• **Given problem**: Filter the entries, keeping every line with the word "name".

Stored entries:

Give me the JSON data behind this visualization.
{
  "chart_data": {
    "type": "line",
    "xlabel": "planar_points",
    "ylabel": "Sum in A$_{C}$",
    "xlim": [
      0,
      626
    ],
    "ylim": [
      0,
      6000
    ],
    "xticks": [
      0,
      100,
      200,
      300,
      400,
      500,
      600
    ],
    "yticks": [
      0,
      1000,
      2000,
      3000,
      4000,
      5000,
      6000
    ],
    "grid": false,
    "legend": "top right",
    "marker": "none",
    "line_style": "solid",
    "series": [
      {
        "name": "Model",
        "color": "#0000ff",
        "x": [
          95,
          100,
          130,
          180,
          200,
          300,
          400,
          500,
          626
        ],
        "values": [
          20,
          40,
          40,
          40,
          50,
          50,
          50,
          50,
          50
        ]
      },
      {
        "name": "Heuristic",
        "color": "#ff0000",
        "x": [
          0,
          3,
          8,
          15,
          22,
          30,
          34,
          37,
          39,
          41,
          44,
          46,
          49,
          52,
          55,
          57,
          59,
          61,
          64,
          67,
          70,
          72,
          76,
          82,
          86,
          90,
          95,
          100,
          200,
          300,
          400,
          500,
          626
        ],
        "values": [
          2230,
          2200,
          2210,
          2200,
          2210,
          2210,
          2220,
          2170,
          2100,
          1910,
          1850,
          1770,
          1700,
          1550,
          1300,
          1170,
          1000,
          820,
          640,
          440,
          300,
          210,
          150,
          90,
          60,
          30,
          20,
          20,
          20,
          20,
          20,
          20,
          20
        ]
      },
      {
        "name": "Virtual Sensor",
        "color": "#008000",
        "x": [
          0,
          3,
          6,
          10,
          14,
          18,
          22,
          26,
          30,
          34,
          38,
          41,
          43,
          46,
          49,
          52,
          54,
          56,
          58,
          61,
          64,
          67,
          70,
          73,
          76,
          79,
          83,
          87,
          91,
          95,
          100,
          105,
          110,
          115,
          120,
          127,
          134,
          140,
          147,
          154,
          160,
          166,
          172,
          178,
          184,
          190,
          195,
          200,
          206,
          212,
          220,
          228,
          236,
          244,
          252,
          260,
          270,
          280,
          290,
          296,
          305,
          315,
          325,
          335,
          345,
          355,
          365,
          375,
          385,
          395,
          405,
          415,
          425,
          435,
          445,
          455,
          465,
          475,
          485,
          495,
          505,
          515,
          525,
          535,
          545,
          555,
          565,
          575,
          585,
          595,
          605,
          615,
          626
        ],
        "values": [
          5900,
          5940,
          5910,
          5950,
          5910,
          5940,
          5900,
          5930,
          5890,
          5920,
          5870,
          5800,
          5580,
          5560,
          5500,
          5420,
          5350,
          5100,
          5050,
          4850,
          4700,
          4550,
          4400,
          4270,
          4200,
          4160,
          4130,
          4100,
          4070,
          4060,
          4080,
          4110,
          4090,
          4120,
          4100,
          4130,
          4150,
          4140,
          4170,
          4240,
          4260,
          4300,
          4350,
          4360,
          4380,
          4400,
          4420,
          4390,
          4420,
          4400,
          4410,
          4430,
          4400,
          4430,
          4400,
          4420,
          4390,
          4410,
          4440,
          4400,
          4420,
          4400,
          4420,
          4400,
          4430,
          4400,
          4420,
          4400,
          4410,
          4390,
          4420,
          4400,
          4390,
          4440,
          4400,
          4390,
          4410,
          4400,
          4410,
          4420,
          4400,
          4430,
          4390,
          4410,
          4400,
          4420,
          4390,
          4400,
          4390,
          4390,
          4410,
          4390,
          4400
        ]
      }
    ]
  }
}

• **Correct answer**:
        "name": "Model",
        "name": "Heuristic",
        "name": "Virtual Sensor",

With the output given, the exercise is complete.